» **GIVEN DATA**
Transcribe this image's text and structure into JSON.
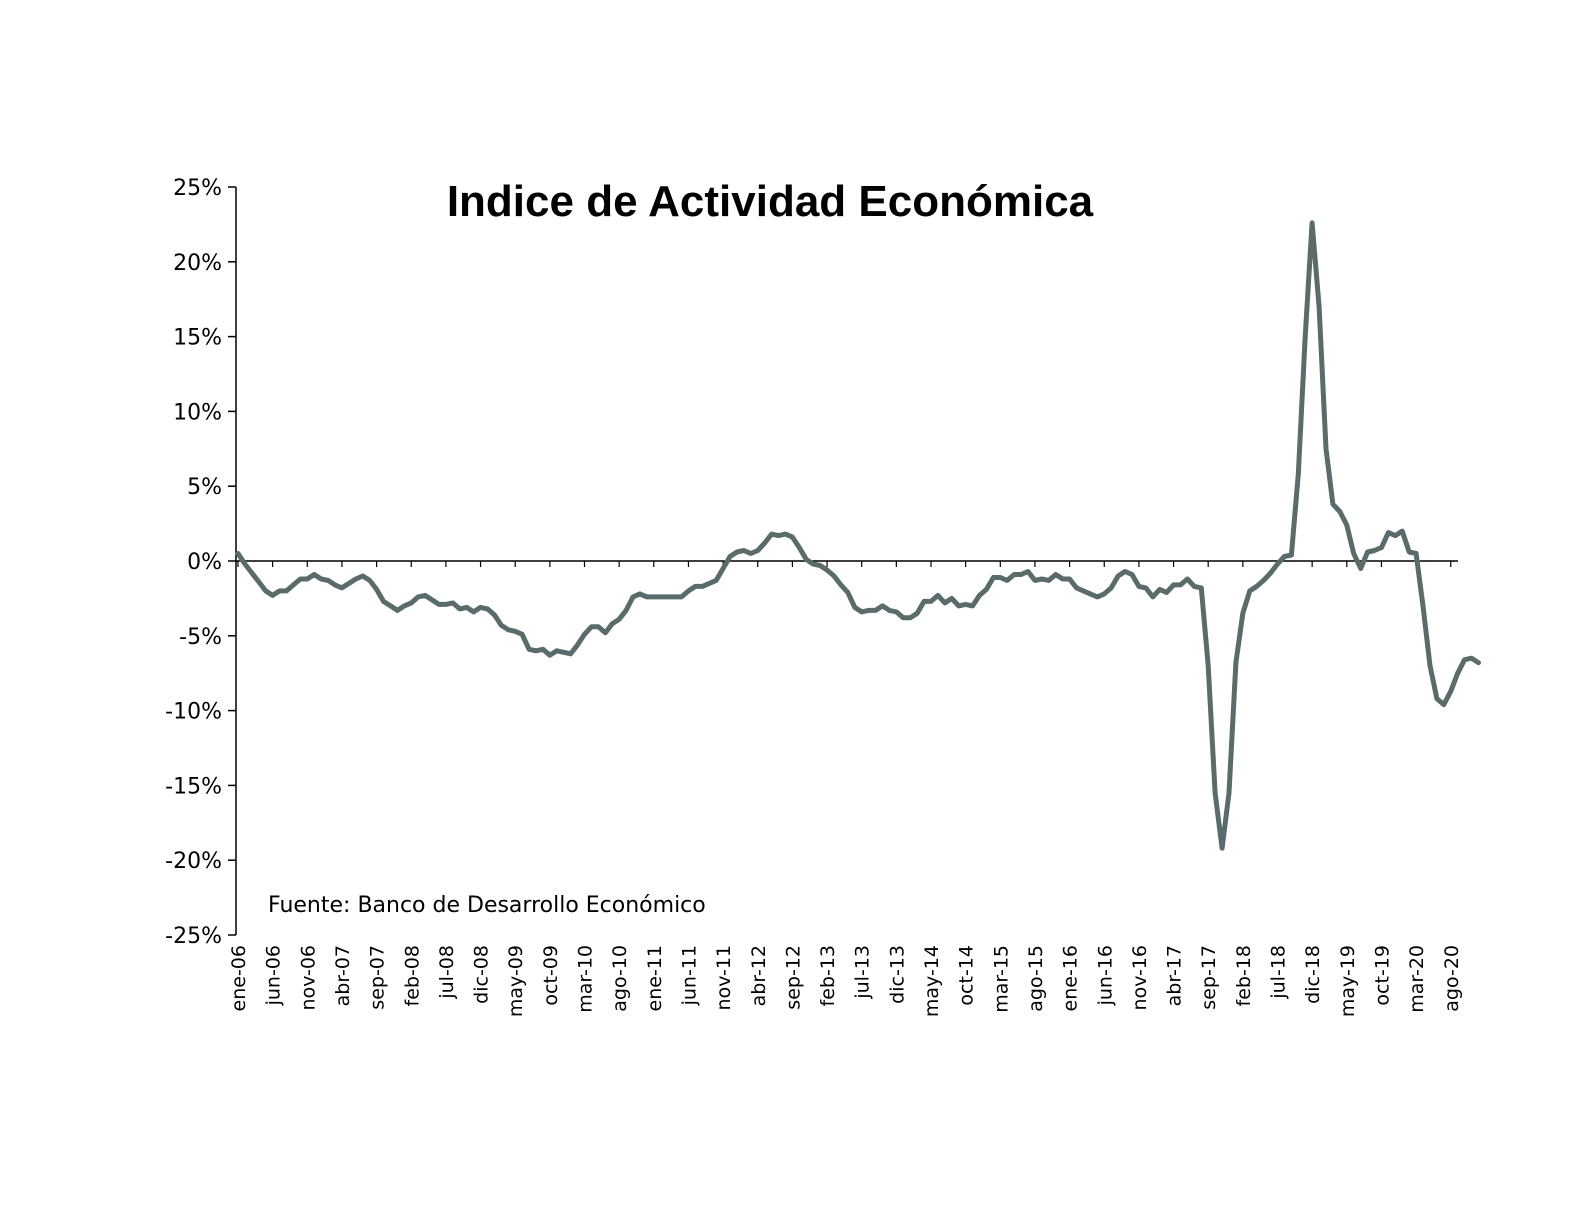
{
  "chart_data": {
    "type": "line",
    "title": "Indice de Actividad Económica",
    "source_note": "Fuente: Banco de Desarrollo Económico",
    "xlabel": "",
    "ylabel": "",
    "ylim": [
      -25,
      25
    ],
    "ytick_values": [
      25,
      20,
      15,
      10,
      5,
      0,
      -5,
      -10,
      -15,
      -20,
      -25
    ],
    "ytick_labels": [
      "25%",
      "20%",
      "15%",
      "10%",
      "5%",
      "0%",
      "-5%",
      "-10%",
      "-15%",
      "-20%",
      "-25%"
    ],
    "xtick_labels": [
      "ene-06",
      "jun-06",
      "nov-06",
      "abr-07",
      "sep-07",
      "feb-08",
      "jul-08",
      "dic-08",
      "may-09",
      "oct-09",
      "mar-10",
      "ago-10",
      "ene-11",
      "jun-11",
      "nov-11",
      "abr-12",
      "sep-12",
      "feb-13",
      "jul-13",
      "dic-13",
      "may-14",
      "oct-14",
      "mar-15",
      "ago-15",
      "ene-16",
      "jun-16",
      "nov-16",
      "abr-17",
      "sep-17",
      "feb-18",
      "jul-18",
      "dic-18",
      "may-19",
      "oct-19",
      "mar-20",
      "ago-20"
    ],
    "grid": false,
    "line_color": "#5a6b6b",
    "series": [
      {
        "name": "",
        "values": [
          0.5,
          -0.2,
          -0.8,
          -1.4,
          -2.0,
          -2.3,
          -2.0,
          -2.0,
          -1.6,
          -1.2,
          -1.2,
          -0.9,
          -1.2,
          -1.3,
          -1.6,
          -1.8,
          -1.5,
          -1.2,
          -1.0,
          -1.3,
          -1.9,
          -2.7,
          -3.0,
          -3.3,
          -3.0,
          -2.8,
          -2.4,
          -2.3,
          -2.6,
          -2.9,
          -2.9,
          -2.8,
          -3.2,
          -3.1,
          -3.4,
          -3.1,
          -3.2,
          -3.6,
          -4.3,
          -4.6,
          -4.7,
          -4.9,
          -5.9,
          -6.0,
          -5.9,
          -6.3,
          -6.0,
          -6.1,
          -6.2,
          -5.6,
          -4.9,
          -4.4,
          -4.4,
          -4.8,
          -4.2,
          -3.9,
          -3.3,
          -2.4,
          -2.2,
          -2.4,
          -2.4,
          -2.4,
          -2.4,
          -2.4,
          -2.4,
          -2.0,
          -1.7,
          -1.7,
          -1.5,
          -1.3,
          -0.5,
          0.3,
          0.6,
          0.7,
          0.5,
          0.7,
          1.2,
          1.8,
          1.7,
          1.8,
          1.6,
          0.9,
          0.1,
          -0.2,
          -0.3,
          -0.6,
          -1.0,
          -1.6,
          -2.1,
          -3.1,
          -3.4,
          -3.3,
          -3.3,
          -3.0,
          -3.3,
          -3.4,
          -3.8,
          -3.8,
          -3.5,
          -2.7,
          -2.7,
          -2.3,
          -2.8,
          -2.5,
          -3.0,
          -2.9,
          -3.0,
          -2.3,
          -1.9,
          -1.1,
          -1.1,
          -1.3,
          -0.9,
          -0.9,
          -0.7,
          -1.3,
          -1.2,
          -1.3,
          -0.9,
          -1.2,
          -1.2,
          -1.8,
          -2.0,
          -2.2,
          -2.4,
          -2.2,
          -1.8,
          -1.0,
          -0.7,
          -0.9,
          -1.7,
          -1.8,
          -2.4,
          -1.9,
          -2.1,
          -1.6,
          -1.6,
          -1.2,
          -1.7,
          -1.8,
          -7.0,
          -15.5,
          -19.2,
          -15.5,
          -6.8,
          -3.5,
          -2.0,
          -1.7,
          -1.3,
          -0.8,
          -0.2,
          0.3,
          0.4,
          5.8,
          15.0,
          22.6,
          17.0,
          7.5,
          3.8,
          3.3,
          2.4,
          0.5,
          -0.5,
          0.6,
          0.7,
          0.9,
          1.9,
          1.7,
          2.0,
          0.6,
          0.5,
          -3.0,
          -7.0,
          -9.2,
          -9.6,
          -8.7,
          -7.5,
          -6.6,
          -6.5,
          -6.8
        ]
      }
    ]
  }
}
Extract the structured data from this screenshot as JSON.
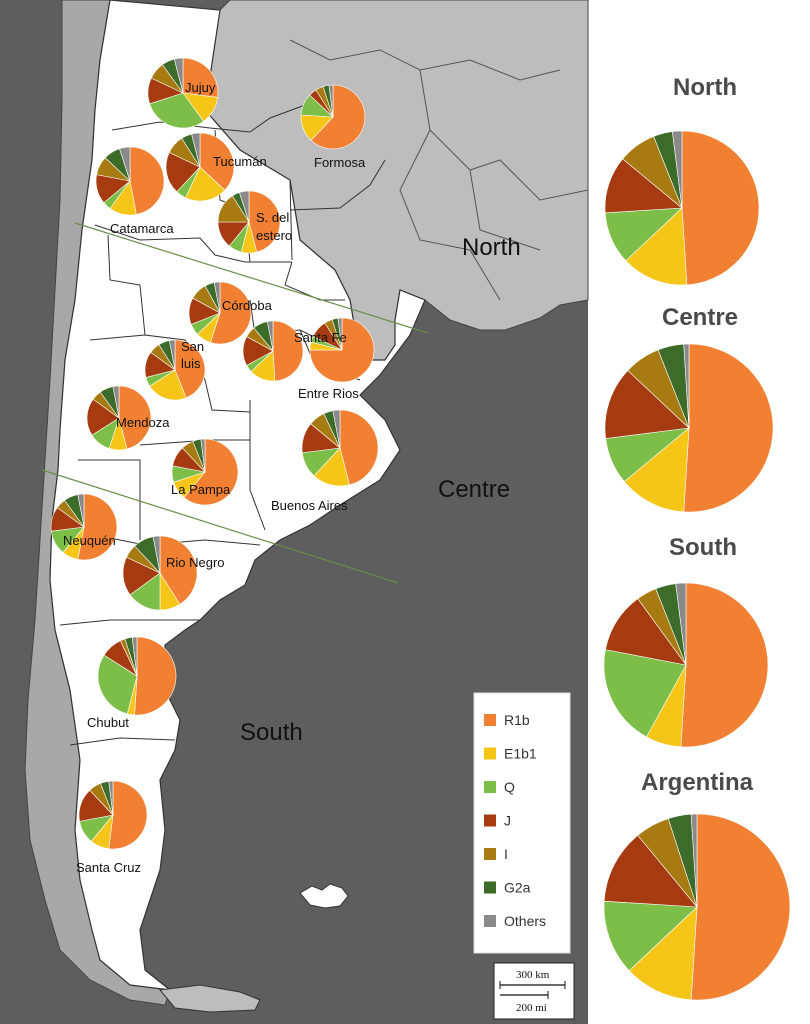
{
  "haplogroups": [
    {
      "name": "R1b",
      "color": "#F28032"
    },
    {
      "name": "E1b1",
      "color": "#F5C518"
    },
    {
      "name": "Q",
      "color": "#7DBE48"
    },
    {
      "name": "J",
      "color": "#A63A10"
    },
    {
      "name": "I",
      "color": "#A87B12"
    },
    {
      "name": "G2a",
      "color": "#3D6B2A"
    },
    {
      "name": "Others",
      "color": "#8A8A8A"
    }
  ],
  "regions": [
    {
      "name": "North"
    },
    {
      "name": "Centre"
    },
    {
      "name": "South"
    }
  ],
  "provinces": [
    {
      "name": "Jujuy",
      "values": [
        27,
        13,
        30,
        12,
        8,
        6,
        4
      ]
    },
    {
      "name": "Formosa",
      "values": [
        62,
        14,
        11,
        4,
        4,
        3,
        2
      ]
    },
    {
      "name": "Tucumán",
      "values": [
        37,
        20,
        5,
        20,
        9,
        5,
        4
      ]
    },
    {
      "name": "Catamarca",
      "values": [
        47,
        13,
        4,
        14,
        9,
        8,
        5
      ]
    },
    {
      "name": "S. del estero",
      "values": [
        46,
        8,
        7,
        14,
        16,
        4,
        5
      ]
    },
    {
      "name": "Córdoba",
      "values": [
        55,
        8,
        6,
        14,
        9,
        5,
        3
      ]
    },
    {
      "name": "Santa Fe",
      "values": [
        49,
        14,
        4,
        16,
        6,
        8,
        3
      ]
    },
    {
      "name": "Entre Rios",
      "values": [
        75,
        4,
        3,
        9,
        4,
        3,
        2
      ]
    },
    {
      "name": "San luis",
      "values": [
        44,
        22,
        5,
        14,
        6,
        6,
        3
      ]
    },
    {
      "name": "Mendoza",
      "values": [
        46,
        9,
        11,
        19,
        5,
        7,
        3
      ]
    },
    {
      "name": "La Pampa",
      "values": [
        61,
        9,
        8,
        10,
        6,
        4,
        2
      ]
    },
    {
      "name": "Buenos Aires",
      "values": [
        46,
        16,
        11,
        13,
        7,
        4,
        3
      ]
    },
    {
      "name": "Neuquén",
      "values": [
        53,
        8,
        12,
        12,
        5,
        7,
        3
      ]
    },
    {
      "name": "Rio Negro",
      "values": [
        41,
        9,
        15,
        17,
        6,
        9,
        3
      ]
    },
    {
      "name": "Chubut",
      "values": [
        51,
        3,
        30,
        9,
        2,
        3,
        2
      ]
    },
    {
      "name": "Santa Cruz",
      "values": [
        52,
        9,
        11,
        16,
        6,
        4,
        2
      ]
    }
  ],
  "region_charts": [
    {
      "title": "North",
      "values": [
        49,
        14,
        11,
        12,
        8,
        4,
        2
      ]
    },
    {
      "title": "Centre",
      "values": [
        51,
        13,
        9,
        14,
        7,
        5,
        1
      ]
    },
    {
      "title": "South",
      "values": [
        51,
        7,
        20,
        12,
        4,
        4,
        2
      ]
    },
    {
      "title": "Argentina",
      "values": [
        51,
        12,
        13,
        13,
        6,
        4,
        1
      ]
    }
  ],
  "scale": {
    "km": "300 km",
    "mi": "200 mi"
  }
}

» **WHAT TO DO**
Look for the word "this" and return every line where it occurs.

» **REPLY TO THE TASK**
Transcribe this image's text and structure into JSON.
Extract the structured data from this screenshot as JSON.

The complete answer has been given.